start

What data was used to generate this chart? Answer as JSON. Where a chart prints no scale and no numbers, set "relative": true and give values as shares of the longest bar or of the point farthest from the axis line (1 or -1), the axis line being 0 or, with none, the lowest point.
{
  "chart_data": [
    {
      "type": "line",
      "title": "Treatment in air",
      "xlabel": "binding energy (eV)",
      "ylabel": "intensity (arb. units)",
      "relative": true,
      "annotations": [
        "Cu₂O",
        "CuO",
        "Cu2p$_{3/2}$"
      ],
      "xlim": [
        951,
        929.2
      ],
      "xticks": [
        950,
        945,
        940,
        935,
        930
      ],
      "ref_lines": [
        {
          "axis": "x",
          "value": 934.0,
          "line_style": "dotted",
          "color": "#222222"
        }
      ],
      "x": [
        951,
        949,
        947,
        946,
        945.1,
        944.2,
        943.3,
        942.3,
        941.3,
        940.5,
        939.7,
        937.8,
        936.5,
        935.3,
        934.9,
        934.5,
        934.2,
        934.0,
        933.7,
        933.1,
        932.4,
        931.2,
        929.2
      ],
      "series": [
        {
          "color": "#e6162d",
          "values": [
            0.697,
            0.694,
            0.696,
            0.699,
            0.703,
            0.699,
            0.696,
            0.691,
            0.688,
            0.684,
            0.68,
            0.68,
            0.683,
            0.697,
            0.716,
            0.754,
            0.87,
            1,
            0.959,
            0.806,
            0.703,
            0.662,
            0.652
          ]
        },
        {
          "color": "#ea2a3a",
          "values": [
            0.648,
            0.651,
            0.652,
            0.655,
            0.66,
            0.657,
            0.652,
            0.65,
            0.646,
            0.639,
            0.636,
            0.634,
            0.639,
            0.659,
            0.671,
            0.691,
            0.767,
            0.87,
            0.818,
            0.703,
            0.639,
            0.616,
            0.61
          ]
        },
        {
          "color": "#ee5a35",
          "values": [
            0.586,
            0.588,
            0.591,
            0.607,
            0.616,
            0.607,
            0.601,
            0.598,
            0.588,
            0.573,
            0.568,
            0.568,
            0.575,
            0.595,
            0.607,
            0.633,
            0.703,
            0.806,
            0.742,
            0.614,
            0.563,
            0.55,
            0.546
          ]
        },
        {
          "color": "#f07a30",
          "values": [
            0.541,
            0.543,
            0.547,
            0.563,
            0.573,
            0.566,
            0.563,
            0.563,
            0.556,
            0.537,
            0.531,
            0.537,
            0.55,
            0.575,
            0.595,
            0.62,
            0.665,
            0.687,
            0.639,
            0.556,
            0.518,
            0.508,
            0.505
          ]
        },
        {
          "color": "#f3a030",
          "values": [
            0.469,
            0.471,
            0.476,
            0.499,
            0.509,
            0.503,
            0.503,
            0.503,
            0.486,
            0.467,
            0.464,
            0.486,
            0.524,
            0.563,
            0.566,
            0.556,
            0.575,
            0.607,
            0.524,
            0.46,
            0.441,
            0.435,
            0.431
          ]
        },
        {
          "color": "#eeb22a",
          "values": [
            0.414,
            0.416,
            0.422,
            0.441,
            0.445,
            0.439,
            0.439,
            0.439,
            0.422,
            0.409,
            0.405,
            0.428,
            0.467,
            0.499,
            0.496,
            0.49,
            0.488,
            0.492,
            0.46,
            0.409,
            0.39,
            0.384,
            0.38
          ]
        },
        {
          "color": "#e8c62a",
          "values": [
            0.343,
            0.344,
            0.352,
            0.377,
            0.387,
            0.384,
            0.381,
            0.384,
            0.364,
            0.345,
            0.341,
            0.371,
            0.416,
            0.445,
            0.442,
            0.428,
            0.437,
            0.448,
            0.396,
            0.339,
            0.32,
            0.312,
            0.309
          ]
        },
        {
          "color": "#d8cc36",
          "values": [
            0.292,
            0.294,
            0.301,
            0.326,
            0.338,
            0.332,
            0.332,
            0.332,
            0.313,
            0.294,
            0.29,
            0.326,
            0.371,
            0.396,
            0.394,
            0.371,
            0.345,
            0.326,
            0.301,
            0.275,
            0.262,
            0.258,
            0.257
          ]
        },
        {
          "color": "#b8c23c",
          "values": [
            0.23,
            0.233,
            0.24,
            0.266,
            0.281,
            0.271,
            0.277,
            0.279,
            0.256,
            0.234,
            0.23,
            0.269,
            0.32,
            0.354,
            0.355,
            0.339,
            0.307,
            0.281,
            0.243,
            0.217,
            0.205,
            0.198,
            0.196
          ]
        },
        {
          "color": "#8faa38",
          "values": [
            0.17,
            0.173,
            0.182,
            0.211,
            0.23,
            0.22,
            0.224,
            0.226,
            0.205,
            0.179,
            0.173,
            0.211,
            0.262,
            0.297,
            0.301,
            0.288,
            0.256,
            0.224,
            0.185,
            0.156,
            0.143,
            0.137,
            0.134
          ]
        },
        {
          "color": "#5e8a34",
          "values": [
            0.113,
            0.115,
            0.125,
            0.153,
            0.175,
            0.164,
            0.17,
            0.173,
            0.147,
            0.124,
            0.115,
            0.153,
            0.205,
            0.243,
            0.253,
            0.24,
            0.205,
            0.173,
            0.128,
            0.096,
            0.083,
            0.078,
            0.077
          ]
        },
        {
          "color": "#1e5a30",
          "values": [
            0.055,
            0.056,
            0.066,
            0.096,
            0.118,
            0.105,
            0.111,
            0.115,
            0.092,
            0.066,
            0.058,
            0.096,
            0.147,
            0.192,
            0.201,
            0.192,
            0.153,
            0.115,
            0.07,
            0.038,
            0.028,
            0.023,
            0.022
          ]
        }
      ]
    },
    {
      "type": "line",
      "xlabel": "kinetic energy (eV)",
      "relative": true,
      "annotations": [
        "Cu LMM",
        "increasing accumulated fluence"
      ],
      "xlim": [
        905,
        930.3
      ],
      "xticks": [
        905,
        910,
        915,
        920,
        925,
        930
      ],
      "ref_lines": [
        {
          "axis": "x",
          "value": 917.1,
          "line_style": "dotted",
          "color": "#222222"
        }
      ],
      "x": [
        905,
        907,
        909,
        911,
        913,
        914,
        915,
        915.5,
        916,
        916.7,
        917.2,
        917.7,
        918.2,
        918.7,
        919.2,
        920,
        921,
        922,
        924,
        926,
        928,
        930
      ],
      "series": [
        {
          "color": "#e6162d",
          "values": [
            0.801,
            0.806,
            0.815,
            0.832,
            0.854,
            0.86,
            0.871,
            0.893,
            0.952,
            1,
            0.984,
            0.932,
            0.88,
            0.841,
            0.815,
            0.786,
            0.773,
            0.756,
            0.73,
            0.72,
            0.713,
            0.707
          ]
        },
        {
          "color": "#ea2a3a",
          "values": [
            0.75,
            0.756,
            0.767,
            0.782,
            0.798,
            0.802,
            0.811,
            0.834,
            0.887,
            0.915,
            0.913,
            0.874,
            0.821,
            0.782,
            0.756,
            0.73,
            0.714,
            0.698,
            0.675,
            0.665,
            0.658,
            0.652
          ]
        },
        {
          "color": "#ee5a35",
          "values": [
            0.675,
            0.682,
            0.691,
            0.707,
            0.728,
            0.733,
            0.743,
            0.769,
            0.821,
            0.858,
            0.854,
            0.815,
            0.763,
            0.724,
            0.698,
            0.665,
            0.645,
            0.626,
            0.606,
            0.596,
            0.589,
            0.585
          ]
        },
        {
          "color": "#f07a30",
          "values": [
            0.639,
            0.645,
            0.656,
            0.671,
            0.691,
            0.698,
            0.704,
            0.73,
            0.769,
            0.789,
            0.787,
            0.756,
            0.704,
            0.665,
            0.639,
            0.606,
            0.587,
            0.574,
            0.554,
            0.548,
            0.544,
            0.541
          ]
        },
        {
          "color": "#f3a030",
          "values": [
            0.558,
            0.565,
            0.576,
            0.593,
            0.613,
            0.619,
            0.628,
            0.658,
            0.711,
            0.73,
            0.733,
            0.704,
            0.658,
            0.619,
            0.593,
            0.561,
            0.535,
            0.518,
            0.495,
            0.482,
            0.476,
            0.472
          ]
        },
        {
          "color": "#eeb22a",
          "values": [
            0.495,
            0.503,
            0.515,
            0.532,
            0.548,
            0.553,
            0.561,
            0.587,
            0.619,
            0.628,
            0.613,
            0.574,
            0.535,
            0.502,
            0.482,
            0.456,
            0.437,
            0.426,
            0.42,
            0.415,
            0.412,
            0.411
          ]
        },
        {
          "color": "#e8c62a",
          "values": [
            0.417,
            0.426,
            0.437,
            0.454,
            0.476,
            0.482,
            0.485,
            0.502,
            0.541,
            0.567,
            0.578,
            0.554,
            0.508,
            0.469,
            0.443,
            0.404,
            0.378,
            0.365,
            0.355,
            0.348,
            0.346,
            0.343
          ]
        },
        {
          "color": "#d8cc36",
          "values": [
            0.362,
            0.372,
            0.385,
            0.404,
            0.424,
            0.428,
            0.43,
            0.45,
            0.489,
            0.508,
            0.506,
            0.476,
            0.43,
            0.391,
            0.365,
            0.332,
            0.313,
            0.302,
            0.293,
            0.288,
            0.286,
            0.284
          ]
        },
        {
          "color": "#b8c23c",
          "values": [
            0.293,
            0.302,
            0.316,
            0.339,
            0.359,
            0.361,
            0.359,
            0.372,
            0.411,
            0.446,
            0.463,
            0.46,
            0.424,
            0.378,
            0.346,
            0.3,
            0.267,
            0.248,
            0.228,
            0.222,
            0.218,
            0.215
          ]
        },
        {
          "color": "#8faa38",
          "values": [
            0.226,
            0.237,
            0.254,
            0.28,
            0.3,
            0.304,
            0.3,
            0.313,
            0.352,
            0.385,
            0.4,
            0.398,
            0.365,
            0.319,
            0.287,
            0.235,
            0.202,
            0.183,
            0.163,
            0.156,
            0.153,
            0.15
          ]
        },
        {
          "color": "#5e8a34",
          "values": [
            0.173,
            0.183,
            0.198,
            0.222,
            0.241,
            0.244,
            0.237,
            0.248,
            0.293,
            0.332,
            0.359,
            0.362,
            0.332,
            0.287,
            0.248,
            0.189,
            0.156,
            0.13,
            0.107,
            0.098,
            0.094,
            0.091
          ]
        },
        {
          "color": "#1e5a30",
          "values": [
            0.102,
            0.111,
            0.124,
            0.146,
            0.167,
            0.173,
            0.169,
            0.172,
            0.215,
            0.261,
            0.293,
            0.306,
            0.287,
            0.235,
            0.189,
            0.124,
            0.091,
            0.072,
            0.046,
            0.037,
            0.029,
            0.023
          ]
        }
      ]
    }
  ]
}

end

• WHAT TO WORK ON
Extract every line from the records above that contains the word "xlabel".

• SOLUTION TO THIS EXERCISE
      "xlabel": "binding energy (eV)",
      "xlabel": "kinetic energy (eV)",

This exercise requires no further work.